• Set exercise
Set down each line of the data below exactly as it stands, dropping the pictures.

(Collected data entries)
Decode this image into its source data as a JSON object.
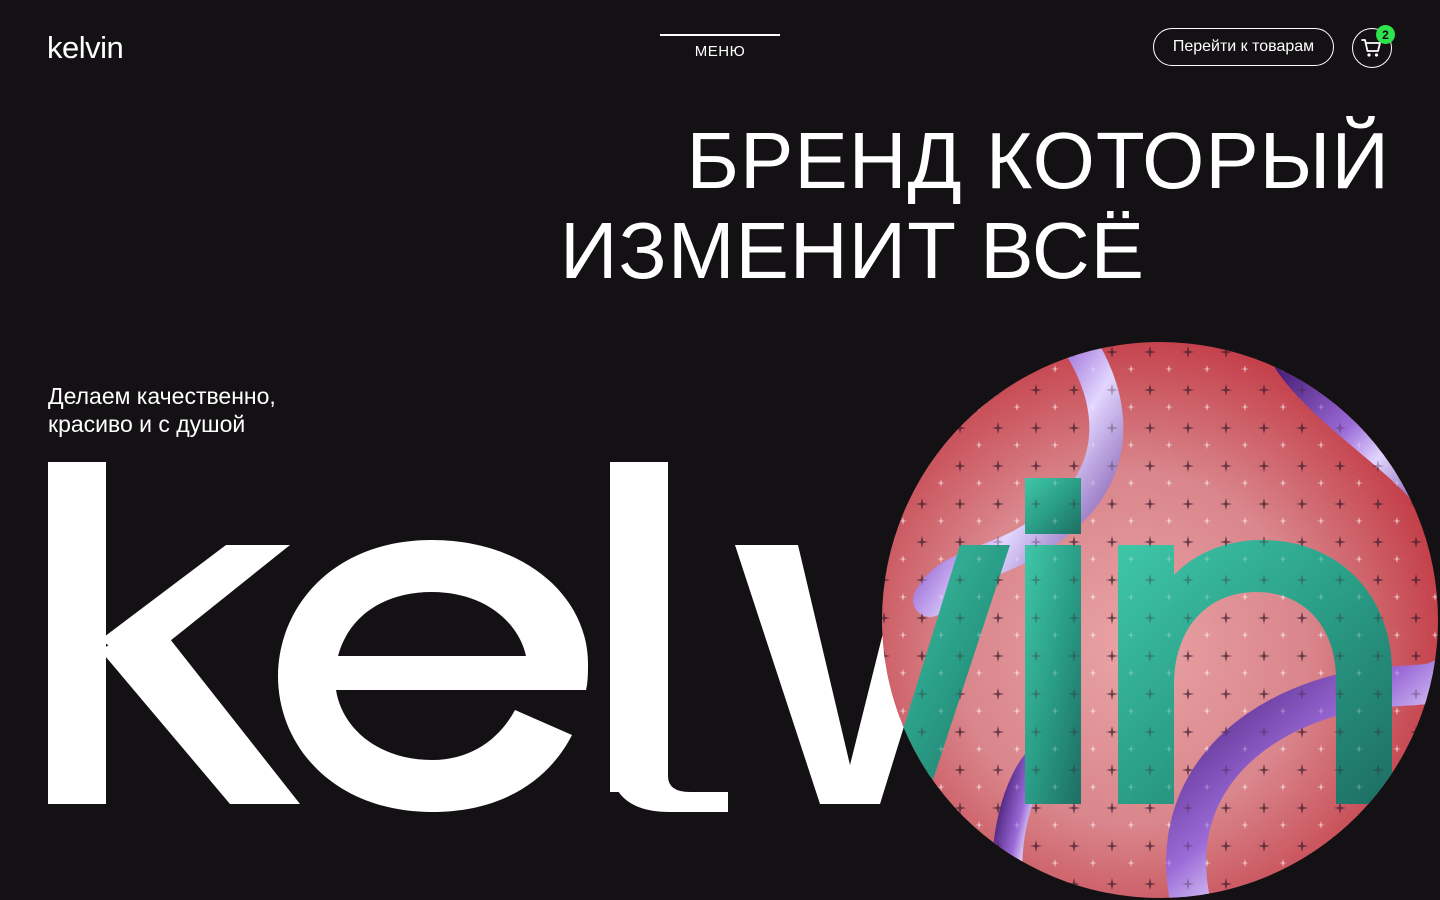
{
  "header": {
    "logo": "kelvin",
    "menu_label": "МЕНЮ",
    "goto_label": "Перейти к товарам",
    "cart_icon": "cart-icon",
    "cart_count": "2"
  },
  "hero": {
    "title_line1": "БРЕНД КОТОРЫЙ",
    "title_line2": "ИЗМЕНИТ ВСЁ",
    "tagline_line1": "Делаем качественно,",
    "tagline_line2": "красиво и с душой",
    "big_wordmark": "kelvin"
  },
  "colors": {
    "background": "#131113",
    "text": "#ffffff",
    "badge": "#2ee34c",
    "art_pink": "#d9868c",
    "art_red": "#c4404a",
    "art_teal": "#2a9e86",
    "art_purple": "#7a3fa8"
  }
}
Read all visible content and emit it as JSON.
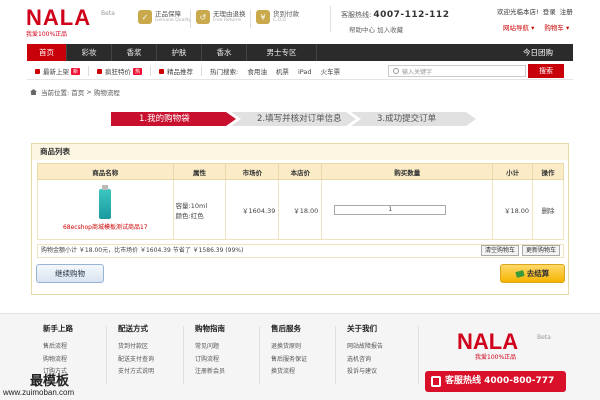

• Exercise answer
Decode this image into its source data as a JSON object.
{
  "header": {
    "logo": "kelvin",
    "menu_label": "МЕНЮ",
    "goto_label": "Перейти к товарам",
    "cart_icon": "cart-icon",
    "cart_count": "2"
  },
  "hero": {
    "title_line1": "БРЕНД КОТОРЫЙ",
    "title_line2": "ИЗМЕНИТ ВСЁ",
    "tagline_line1": "Делаем качественно,",
    "tagline_line2": "красиво и с душой",
    "big_wordmark": "kelvin"
  },
  "colors": {
    "background": "#131113",
    "text": "#ffffff",
    "badge": "#2ee34c",
    "art_pink": "#d9868c",
    "art_red": "#c4404a",
    "art_teal": "#2a9e86",
    "art_purple": "#7a3fa8"
  }
}
Read all visible content and emit it as JSON.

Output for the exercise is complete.